• **Work required**
Filter for the word "pública" and keep each matching line.

○ ○ ○ ○ ○ ○ ○

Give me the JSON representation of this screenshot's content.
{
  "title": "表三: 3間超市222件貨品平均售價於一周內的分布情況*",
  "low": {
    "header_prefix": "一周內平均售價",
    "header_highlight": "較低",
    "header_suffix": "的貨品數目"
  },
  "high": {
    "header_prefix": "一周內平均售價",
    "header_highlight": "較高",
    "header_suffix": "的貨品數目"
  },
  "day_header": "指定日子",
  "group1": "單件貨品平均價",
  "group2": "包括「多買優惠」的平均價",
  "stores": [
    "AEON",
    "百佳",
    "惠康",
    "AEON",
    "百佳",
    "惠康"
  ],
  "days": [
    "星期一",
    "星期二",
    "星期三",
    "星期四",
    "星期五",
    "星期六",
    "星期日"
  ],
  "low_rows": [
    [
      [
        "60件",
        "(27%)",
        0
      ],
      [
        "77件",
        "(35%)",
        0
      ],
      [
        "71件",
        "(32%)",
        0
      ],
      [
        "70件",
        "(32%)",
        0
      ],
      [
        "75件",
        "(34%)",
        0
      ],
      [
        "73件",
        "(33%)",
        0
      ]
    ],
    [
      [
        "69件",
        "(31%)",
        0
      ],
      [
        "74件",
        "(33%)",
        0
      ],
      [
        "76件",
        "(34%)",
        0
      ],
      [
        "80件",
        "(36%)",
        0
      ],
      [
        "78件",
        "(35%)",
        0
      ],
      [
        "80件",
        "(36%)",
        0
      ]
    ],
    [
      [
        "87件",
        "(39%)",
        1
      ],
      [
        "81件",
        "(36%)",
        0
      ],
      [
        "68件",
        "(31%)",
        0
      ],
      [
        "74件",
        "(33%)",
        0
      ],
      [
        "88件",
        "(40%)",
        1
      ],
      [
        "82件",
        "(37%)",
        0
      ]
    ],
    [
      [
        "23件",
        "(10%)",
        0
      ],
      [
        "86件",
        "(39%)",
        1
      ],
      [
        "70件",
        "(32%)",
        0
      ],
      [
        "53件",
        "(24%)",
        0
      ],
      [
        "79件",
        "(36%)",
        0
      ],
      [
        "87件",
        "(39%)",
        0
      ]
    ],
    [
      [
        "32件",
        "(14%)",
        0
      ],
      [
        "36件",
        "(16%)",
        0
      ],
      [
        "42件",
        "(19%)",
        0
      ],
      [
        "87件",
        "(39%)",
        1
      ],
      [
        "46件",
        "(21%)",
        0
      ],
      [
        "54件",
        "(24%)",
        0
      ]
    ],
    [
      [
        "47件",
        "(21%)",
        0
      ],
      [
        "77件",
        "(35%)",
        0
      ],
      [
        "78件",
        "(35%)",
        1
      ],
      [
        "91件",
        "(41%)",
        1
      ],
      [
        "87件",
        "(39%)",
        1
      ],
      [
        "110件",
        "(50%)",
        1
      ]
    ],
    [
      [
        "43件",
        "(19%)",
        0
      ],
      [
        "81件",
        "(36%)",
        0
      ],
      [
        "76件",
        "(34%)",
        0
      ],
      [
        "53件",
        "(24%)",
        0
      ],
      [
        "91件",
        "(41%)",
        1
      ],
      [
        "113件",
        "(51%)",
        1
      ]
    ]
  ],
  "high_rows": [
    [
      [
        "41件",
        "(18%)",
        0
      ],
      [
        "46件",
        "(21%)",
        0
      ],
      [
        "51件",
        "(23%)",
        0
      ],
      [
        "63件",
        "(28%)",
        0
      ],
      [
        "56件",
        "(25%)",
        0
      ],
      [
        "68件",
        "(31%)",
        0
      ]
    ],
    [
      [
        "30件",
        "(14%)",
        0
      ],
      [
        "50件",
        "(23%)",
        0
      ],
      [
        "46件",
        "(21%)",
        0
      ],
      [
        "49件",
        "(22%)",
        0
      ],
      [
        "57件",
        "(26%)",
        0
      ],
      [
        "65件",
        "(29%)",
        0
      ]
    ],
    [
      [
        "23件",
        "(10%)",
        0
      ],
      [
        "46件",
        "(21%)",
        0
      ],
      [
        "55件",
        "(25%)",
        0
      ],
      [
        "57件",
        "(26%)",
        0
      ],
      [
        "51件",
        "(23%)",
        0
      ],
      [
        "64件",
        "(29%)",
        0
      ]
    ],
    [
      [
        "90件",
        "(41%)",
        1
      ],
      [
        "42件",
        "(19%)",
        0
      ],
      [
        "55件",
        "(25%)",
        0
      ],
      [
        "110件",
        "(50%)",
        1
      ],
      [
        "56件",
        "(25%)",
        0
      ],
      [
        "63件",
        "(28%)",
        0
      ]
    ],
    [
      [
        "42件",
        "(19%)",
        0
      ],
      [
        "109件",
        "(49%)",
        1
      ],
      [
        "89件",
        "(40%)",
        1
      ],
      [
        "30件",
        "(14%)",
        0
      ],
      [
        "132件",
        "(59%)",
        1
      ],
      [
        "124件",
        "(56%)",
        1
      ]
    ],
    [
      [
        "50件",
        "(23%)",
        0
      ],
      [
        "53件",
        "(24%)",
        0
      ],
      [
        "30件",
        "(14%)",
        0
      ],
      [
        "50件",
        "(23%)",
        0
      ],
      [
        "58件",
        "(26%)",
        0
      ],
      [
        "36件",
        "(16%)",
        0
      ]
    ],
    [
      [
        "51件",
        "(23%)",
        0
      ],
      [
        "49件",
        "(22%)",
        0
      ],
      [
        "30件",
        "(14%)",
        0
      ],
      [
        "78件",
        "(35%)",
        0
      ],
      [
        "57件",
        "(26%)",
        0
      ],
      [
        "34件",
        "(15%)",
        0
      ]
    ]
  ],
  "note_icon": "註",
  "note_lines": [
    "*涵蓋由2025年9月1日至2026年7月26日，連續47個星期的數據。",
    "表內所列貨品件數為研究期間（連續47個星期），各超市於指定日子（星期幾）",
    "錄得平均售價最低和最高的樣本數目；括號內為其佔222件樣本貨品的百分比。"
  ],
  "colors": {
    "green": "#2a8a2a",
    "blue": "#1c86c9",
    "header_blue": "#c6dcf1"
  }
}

○ ○ ○ ○ ○ ○ ○

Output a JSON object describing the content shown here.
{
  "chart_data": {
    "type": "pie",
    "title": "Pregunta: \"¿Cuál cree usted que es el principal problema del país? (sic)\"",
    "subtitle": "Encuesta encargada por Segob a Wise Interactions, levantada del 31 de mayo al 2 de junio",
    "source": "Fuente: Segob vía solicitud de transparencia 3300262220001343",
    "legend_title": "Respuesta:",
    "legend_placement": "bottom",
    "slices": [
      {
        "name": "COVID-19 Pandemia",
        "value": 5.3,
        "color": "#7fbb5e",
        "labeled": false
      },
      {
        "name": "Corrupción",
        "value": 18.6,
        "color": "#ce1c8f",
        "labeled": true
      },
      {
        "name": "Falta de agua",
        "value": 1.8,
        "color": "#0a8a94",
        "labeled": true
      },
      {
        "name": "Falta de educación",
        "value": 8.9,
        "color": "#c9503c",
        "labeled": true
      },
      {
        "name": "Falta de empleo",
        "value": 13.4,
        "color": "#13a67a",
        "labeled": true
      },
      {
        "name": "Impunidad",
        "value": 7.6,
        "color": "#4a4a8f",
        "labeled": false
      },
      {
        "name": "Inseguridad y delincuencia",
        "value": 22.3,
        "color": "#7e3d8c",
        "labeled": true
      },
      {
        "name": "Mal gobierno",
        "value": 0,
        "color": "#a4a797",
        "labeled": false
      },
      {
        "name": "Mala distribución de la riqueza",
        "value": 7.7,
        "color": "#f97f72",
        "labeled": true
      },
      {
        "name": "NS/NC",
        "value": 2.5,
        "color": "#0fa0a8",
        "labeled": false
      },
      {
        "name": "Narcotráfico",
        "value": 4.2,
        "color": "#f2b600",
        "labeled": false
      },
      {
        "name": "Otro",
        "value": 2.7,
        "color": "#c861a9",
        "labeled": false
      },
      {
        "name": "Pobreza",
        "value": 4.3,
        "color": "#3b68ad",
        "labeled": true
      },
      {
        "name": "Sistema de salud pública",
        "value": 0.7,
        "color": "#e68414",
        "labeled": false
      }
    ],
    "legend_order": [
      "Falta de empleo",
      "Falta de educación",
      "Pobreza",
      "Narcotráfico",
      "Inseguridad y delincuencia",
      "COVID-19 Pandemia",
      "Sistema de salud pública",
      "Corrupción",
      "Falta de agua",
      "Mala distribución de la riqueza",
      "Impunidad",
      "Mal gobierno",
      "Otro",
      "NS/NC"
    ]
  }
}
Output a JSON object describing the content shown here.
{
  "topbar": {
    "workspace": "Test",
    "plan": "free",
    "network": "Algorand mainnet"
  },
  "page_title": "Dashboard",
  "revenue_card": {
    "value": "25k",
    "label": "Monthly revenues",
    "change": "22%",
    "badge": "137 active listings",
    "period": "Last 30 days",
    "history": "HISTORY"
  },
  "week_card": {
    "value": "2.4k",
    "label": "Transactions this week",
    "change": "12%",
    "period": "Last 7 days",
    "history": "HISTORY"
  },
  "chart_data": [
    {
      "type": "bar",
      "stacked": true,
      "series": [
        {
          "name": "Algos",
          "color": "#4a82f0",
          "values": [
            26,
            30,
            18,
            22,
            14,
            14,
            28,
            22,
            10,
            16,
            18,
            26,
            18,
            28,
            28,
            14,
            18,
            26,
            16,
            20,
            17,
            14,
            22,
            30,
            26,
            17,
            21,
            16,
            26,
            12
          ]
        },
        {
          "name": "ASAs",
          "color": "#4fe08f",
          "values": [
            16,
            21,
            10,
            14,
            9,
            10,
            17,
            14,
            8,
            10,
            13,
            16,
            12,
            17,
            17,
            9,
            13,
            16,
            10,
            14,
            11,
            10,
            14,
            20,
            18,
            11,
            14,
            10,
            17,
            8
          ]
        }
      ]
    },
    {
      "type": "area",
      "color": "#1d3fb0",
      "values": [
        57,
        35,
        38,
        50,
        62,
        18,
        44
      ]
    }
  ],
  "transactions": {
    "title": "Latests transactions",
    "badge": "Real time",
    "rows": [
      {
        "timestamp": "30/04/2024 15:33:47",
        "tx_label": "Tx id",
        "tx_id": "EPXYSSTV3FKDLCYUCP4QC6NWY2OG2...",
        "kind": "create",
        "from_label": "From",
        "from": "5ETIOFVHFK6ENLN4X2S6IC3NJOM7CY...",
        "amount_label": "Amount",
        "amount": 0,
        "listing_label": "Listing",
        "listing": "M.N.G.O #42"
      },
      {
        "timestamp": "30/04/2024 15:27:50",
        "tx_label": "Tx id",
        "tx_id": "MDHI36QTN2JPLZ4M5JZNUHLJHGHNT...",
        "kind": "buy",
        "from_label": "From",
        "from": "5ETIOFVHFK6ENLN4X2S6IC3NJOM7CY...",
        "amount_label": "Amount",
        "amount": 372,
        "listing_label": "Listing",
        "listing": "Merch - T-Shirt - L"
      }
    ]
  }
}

○ ○ ○ ○ ○ ○ ○

• **Reply**
        "name": "Sistema de salud pública",
      "Sistema de salud pública",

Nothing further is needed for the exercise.